══ EXERCISE MATERIAL ══
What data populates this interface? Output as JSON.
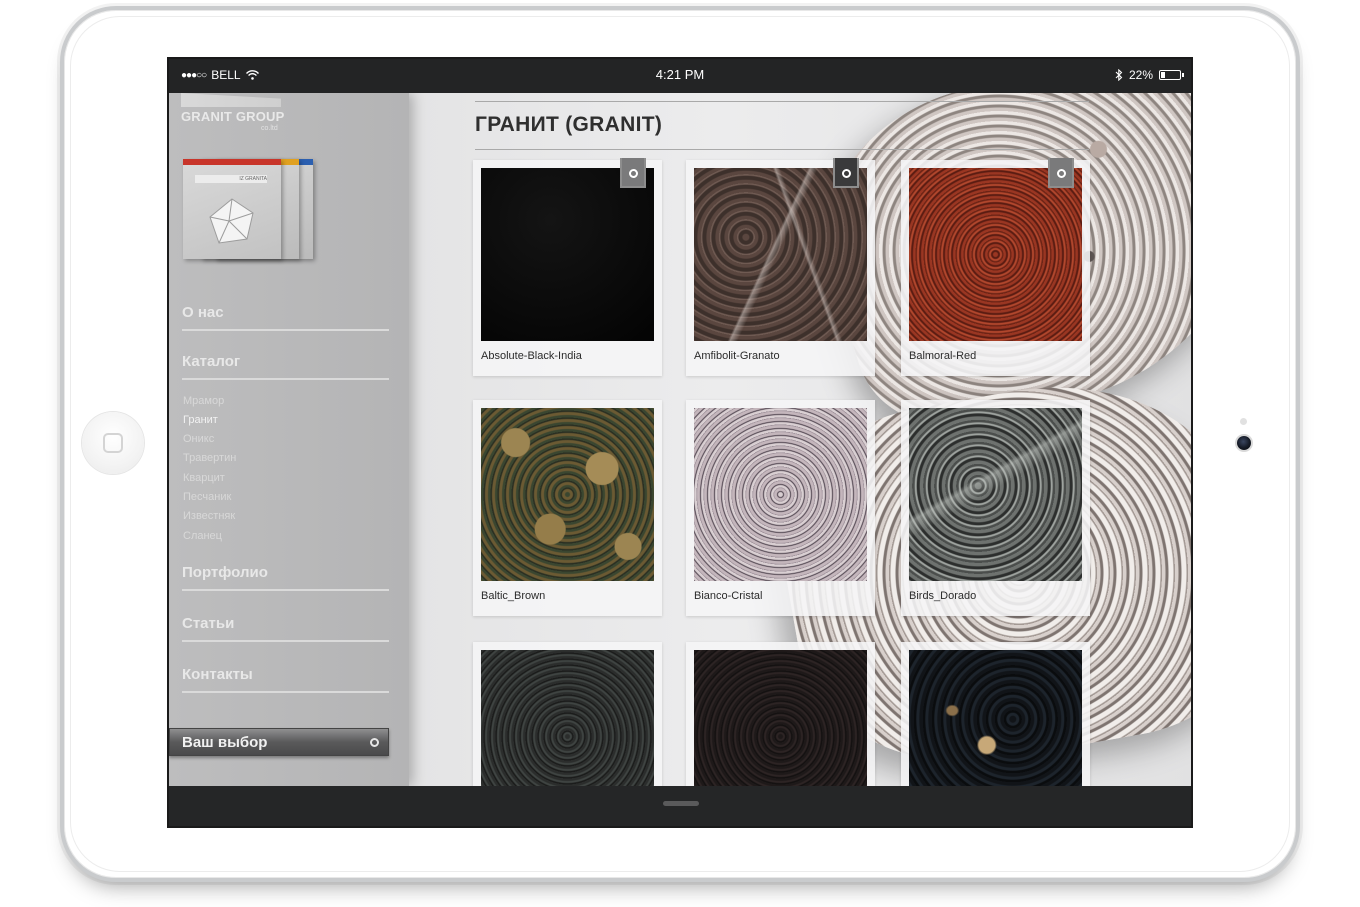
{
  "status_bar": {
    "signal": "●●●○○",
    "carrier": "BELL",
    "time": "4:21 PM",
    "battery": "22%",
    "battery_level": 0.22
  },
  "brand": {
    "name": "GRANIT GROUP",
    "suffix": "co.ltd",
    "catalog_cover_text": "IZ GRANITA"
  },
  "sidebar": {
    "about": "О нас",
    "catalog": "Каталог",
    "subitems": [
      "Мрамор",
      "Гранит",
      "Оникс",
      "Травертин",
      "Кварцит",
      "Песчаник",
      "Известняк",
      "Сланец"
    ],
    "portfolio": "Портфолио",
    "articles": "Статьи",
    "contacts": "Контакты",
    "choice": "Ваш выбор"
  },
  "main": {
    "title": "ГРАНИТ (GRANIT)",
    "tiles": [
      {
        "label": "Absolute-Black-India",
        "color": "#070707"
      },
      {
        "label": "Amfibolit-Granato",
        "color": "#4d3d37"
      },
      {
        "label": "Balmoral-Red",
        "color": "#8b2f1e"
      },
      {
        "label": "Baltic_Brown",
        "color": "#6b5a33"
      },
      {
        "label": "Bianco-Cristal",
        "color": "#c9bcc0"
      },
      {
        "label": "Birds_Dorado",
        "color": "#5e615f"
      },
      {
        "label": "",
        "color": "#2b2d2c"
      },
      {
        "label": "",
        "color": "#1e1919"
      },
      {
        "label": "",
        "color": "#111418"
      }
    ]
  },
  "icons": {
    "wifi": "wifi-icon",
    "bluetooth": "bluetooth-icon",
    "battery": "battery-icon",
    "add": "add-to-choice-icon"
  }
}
═══
══ EXERCISE MATERIAL ══
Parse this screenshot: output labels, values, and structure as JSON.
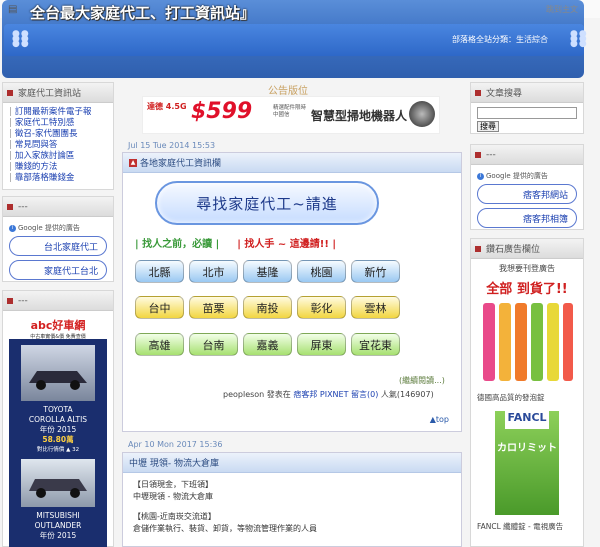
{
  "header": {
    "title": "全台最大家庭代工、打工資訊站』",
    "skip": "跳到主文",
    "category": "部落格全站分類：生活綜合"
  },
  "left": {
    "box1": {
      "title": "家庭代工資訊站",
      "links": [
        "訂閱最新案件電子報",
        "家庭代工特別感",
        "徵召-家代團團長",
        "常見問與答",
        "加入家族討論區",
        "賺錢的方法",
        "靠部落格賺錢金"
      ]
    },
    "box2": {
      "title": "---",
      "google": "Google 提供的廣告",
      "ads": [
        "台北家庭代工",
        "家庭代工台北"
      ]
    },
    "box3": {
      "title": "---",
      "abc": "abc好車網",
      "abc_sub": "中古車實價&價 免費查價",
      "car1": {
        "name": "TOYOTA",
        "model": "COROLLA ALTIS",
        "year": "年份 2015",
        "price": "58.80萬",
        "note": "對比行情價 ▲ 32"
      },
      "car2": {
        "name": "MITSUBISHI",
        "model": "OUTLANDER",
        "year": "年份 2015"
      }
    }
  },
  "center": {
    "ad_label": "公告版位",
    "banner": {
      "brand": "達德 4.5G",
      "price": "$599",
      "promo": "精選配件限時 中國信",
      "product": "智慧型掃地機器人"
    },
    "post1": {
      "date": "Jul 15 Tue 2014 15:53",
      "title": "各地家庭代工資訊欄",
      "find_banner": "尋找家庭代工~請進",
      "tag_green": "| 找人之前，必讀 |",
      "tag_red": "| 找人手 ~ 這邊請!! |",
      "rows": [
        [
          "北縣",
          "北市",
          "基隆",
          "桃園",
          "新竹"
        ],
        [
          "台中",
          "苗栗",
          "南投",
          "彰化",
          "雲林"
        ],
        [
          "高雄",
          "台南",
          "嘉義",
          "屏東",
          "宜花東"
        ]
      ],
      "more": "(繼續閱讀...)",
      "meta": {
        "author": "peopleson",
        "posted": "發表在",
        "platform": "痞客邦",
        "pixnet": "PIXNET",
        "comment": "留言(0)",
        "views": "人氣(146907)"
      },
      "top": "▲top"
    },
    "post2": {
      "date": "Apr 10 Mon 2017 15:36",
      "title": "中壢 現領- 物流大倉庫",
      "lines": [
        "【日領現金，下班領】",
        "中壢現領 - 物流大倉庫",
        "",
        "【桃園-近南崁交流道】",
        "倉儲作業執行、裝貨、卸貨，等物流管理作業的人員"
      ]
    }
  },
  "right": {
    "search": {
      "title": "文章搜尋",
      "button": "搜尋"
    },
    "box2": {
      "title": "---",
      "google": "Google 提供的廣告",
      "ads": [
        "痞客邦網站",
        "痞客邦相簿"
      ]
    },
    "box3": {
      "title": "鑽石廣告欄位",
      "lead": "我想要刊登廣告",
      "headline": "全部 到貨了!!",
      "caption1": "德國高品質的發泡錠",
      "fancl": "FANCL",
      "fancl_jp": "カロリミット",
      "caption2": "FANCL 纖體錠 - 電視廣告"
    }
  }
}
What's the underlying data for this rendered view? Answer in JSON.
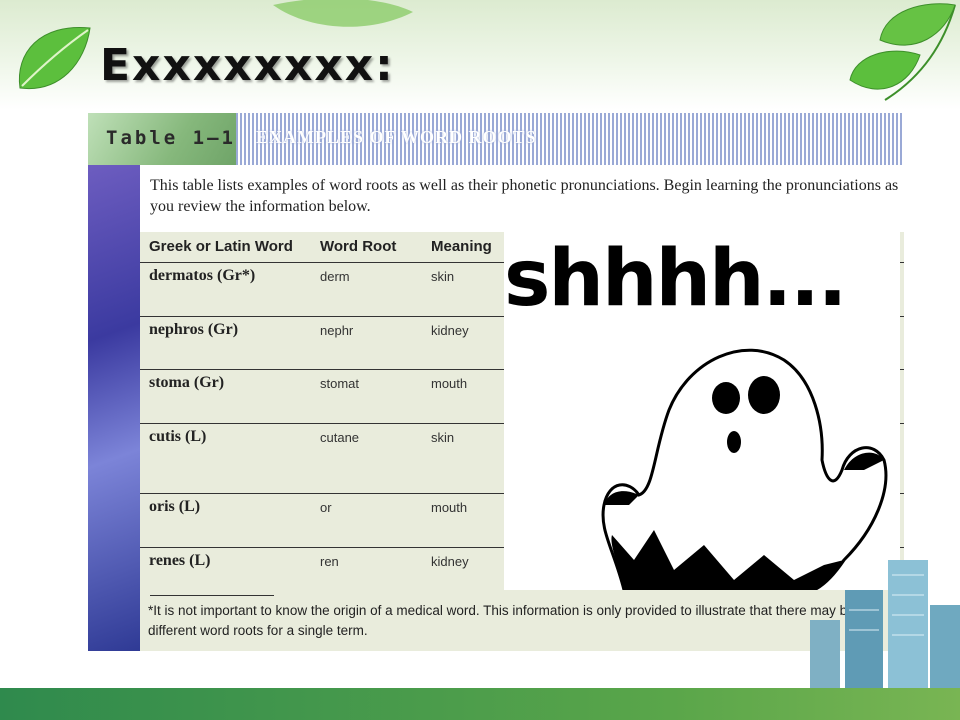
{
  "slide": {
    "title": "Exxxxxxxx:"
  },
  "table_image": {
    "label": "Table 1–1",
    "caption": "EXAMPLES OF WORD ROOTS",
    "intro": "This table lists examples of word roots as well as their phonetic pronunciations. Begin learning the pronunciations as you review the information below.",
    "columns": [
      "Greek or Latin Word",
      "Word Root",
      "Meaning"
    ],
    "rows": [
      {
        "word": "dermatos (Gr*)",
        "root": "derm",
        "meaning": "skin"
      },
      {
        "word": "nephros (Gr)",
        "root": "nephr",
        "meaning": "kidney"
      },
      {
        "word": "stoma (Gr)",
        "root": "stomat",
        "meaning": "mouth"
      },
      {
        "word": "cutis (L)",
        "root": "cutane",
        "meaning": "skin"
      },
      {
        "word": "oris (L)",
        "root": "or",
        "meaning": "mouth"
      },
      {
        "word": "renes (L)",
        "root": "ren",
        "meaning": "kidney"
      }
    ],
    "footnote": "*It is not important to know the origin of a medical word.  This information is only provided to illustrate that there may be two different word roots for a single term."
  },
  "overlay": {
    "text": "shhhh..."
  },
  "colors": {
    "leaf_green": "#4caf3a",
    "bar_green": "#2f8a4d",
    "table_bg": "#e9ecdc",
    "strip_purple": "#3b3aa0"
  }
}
═══
## GIVEN PROBLEM
Among the entries above, identify all lines with "JSON" and copy them.

## EXERCISE RESULT
What data populates this interface? Output as JSON.
Parse this screenshot: output labels, values, and structure as JSON.
What's the underlying data for this rendered view? Answer in JSON.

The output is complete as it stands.